■ What is expected ■
Restate every line of the material, word for word.
# start of Records for the exercise
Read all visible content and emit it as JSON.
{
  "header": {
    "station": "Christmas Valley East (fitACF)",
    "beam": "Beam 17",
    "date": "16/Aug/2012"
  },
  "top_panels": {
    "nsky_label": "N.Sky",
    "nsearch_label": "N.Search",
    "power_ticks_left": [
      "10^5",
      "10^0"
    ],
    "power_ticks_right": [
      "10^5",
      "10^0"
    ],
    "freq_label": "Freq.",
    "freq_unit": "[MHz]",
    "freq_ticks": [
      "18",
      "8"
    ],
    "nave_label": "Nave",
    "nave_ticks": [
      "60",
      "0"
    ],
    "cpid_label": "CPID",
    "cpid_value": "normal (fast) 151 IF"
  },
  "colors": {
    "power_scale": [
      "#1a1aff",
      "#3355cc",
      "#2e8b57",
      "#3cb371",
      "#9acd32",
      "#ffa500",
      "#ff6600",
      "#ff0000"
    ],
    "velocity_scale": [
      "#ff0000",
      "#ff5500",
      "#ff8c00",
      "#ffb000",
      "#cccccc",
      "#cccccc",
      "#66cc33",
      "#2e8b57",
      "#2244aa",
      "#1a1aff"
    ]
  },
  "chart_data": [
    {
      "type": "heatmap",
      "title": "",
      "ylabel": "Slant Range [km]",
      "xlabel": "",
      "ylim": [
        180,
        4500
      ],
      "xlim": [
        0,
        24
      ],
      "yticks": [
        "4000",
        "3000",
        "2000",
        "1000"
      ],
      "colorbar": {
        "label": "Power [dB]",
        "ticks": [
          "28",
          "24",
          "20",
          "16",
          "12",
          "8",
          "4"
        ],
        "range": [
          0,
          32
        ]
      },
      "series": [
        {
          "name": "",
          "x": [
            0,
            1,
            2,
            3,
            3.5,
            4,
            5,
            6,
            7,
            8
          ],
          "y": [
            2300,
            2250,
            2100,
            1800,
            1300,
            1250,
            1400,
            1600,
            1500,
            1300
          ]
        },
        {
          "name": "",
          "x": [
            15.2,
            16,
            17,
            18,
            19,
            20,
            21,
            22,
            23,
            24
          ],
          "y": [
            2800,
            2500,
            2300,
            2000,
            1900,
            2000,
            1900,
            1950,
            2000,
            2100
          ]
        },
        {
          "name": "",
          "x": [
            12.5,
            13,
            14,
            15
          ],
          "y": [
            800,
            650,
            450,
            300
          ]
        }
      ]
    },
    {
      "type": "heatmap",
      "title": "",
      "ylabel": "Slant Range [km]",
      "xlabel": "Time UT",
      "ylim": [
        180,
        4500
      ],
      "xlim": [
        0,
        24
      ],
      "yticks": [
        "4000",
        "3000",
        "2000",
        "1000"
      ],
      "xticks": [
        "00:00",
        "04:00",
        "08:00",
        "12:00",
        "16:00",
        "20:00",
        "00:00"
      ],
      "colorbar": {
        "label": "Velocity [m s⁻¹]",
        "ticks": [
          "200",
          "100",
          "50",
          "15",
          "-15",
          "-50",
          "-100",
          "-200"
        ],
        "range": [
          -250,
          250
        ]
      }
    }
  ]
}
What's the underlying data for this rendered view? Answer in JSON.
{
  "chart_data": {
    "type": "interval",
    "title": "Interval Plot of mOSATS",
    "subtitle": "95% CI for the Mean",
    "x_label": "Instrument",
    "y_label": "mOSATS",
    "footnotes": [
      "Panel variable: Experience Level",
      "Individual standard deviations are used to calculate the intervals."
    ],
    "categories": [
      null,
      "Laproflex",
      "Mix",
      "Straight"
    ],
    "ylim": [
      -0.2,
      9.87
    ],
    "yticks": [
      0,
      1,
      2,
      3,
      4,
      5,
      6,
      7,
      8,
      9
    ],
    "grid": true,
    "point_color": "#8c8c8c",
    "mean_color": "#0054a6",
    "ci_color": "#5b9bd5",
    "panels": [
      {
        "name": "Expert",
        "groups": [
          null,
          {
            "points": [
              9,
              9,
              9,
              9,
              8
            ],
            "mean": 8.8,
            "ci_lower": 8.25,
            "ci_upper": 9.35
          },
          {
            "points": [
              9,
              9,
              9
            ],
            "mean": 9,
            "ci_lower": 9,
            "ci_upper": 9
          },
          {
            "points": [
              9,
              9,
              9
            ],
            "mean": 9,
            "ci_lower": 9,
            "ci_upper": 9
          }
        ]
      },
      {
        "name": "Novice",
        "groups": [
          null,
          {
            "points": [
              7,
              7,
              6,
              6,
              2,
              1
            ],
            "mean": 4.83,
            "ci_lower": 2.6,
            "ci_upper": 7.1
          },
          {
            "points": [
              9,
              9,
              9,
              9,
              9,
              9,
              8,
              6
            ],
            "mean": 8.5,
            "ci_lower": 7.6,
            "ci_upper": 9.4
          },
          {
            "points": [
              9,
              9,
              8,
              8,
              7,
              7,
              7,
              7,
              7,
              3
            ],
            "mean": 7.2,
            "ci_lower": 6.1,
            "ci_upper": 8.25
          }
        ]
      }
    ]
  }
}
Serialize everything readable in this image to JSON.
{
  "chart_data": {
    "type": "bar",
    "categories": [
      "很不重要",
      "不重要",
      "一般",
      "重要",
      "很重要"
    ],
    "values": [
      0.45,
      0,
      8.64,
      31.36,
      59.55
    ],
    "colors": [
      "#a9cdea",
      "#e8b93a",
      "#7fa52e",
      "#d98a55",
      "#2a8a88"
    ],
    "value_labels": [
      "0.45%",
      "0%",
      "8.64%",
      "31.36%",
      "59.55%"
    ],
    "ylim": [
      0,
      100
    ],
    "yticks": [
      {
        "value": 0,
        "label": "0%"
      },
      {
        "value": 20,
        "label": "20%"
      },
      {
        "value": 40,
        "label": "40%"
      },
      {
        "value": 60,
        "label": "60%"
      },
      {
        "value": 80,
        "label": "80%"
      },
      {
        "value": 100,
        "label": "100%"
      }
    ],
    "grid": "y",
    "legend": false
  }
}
# end of Records for the exercise
■ Problem solution ■
Read all visible content and emit it as JSON.
{
  "header": {
    "station": "Christmas Valley East (fitACF)",
    "beam": "Beam 17",
    "date": "16/Aug/2012"
  },
  "top_panels": {
    "nsky_label": "N.Sky",
    "nsearch_label": "N.Search",
    "power_ticks_left": [
      "10^5",
      "10^0"
    ],
    "power_ticks_right": [
      "10^5",
      "10^0"
    ],
    "freq_label": "Freq.",
    "freq_unit": "[MHz]",
    "freq_ticks": [
      "18",
      "8"
    ],
    "nave_label": "Nave",
    "nave_ticks": [
      "60",
      "0"
    ],
    "cpid_label": "CPID",
    "cpid_value": "normal (fast) 151 IF"
  },
  "colors": {
    "power_scale": [
      "#1a1aff",
      "#3355cc",
      "#2e8b57",
      "#3cb371",
      "#9acd32",
      "#ffa500",
      "#ff6600",
      "#ff0000"
    ],
    "velocity_scale": [
      "#ff0000",
      "#ff5500",
      "#ff8c00",
      "#ffb000",
      "#cccccc",
      "#cccccc",
      "#66cc33",
      "#2e8b57",
      "#2244aa",
      "#1a1aff"
    ]
  },
  "chart_data": [
    {
      "type": "heatmap",
      "title": "",
      "ylabel": "Slant Range [km]",
      "xlabel": "",
      "ylim": [
        180,
        4500
      ],
      "xlim": [
        0,
        24
      ],
      "yticks": [
        "4000",
        "3000",
        "2000",
        "1000"
      ],
      "colorbar": {
        "label": "Power [dB]",
        "ticks": [
          "28",
          "24",
          "20",
          "16",
          "12",
          "8",
          "4"
        ],
        "range": [
          0,
          32
        ]
      },
      "series": [
        {
          "name": "",
          "x": [
            0,
            1,
            2,
            3,
            3.5,
            4,
            5,
            6,
            7,
            8
          ],
          "y": [
            2300,
            2250,
            2100,
            1800,
            1300,
            1250,
            1400,
            1600,
            1500,
            1300
          ]
        },
        {
          "name": "",
          "x": [
            15.2,
            16,
            17,
            18,
            19,
            20,
            21,
            22,
            23,
            24
          ],
          "y": [
            2800,
            2500,
            2300,
            2000,
            1900,
            2000,
            1900,
            1950,
            2000,
            2100
          ]
        },
        {
          "name": "",
          "x": [
            12.5,
            13,
            14,
            15
          ],
          "y": [
            800,
            650,
            450,
            300
          ]
        }
      ]
    },
    {
      "type": "heatmap",
      "title": "",
      "ylabel": "Slant Range [km]",
      "xlabel": "Time UT",
      "ylim": [
        180,
        4500
      ],
      "xlim": [
        0,
        24
      ],
      "yticks": [
        "4000",
        "3000",
        "2000",
        "1000"
      ],
      "xticks": [
        "00:00",
        "04:00",
        "08:00",
        "12:00",
        "16:00",
        "20:00",
        "00:00"
      ],
      "colorbar": {
        "label": "Velocity [m s⁻¹]",
        "ticks": [
          "200",
          "100",
          "50",
          "15",
          "-15",
          "-50",
          "-100",
          "-200"
        ],
        "range": [
          -250,
          250
        ]
      }
    }
  ]
}
What's the underlying data for this rendered view? Answer in JSON.
{
  "chart_data": {
    "type": "interval",
    "title": "Interval Plot of mOSATS",
    "subtitle": "95% CI for the Mean",
    "x_label": "Instrument",
    "y_label": "mOSATS",
    "footnotes": [
      "Panel variable: Experience Level",
      "Individual standard deviations are used to calculate the intervals."
    ],
    "categories": [
      null,
      "Laproflex",
      "Mix",
      "Straight"
    ],
    "ylim": [
      -0.2,
      9.87
    ],
    "yticks": [
      0,
      1,
      2,
      3,
      4,
      5,
      6,
      7,
      8,
      9
    ],
    "grid": true,
    "point_color": "#8c8c8c",
    "mean_color": "#0054a6",
    "ci_color": "#5b9bd5",
    "panels": [
      {
        "name": "Expert",
        "groups": [
          null,
          {
            "points": [
              9,
              9,
              9,
              9,
              8
            ],
            "mean": 8.8,
            "ci_lower": 8.25,
            "ci_upper": 9.35
          },
          {
            "points": [
              9,
              9,
              9
            ],
            "mean": 9,
            "ci_lower": 9,
            "ci_upper": 9
          },
          {
            "points": [
              9,
              9,
              9
            ],
            "mean": 9,
            "ci_lower": 9,
            "ci_upper": 9
          }
        ]
      },
      {
        "name": "Novice",
        "groups": [
          null,
          {
            "points": [
              7,
              7,
              6,
              6,
              2,
              1
            ],
            "mean": 4.83,
            "ci_lower": 2.6,
            "ci_upper": 7.1
          },
          {
            "points": [
              9,
              9,
              9,
              9,
              9,
              9,
              8,
              6
            ],
            "mean": 8.5,
            "ci_lower": 7.6,
            "ci_upper": 9.4
          },
          {
            "points": [
              9,
              9,
              8,
              8,
              7,
              7,
              7,
              7,
              7,
              3
            ],
            "mean": 7.2,
            "ci_lower": 6.1,
            "ci_upper": 8.25
          }
        ]
      }
    ]
  }
}
Serialize everything readable in this image to JSON.
{
  "chart_data": {
    "type": "bar",
    "categories": [
      "很不重要",
      "不重要",
      "一般",
      "重要",
      "很重要"
    ],
    "values": [
      0.45,
      0,
      8.64,
      31.36,
      59.55
    ],
    "colors": [
      "#a9cdea",
      "#e8b93a",
      "#7fa52e",
      "#d98a55",
      "#2a8a88"
    ],
    "value_labels": [
      "0.45%",
      "0%",
      "8.64%",
      "31.36%",
      "59.55%"
    ],
    "ylim": [
      0,
      100
    ],
    "yticks": [
      {
        "value": 0,
        "label": "0%"
      },
      {
        "value": 20,
        "label": "20%"
      },
      {
        "value": 40,
        "label": "40%"
      },
      {
        "value": 60,
        "label": "60%"
      },
      {
        "value": 80,
        "label": "80%"
      },
      {
        "value": 100,
        "label": "100%"
      }
    ],
    "grid": "y",
    "legend": false
  }
}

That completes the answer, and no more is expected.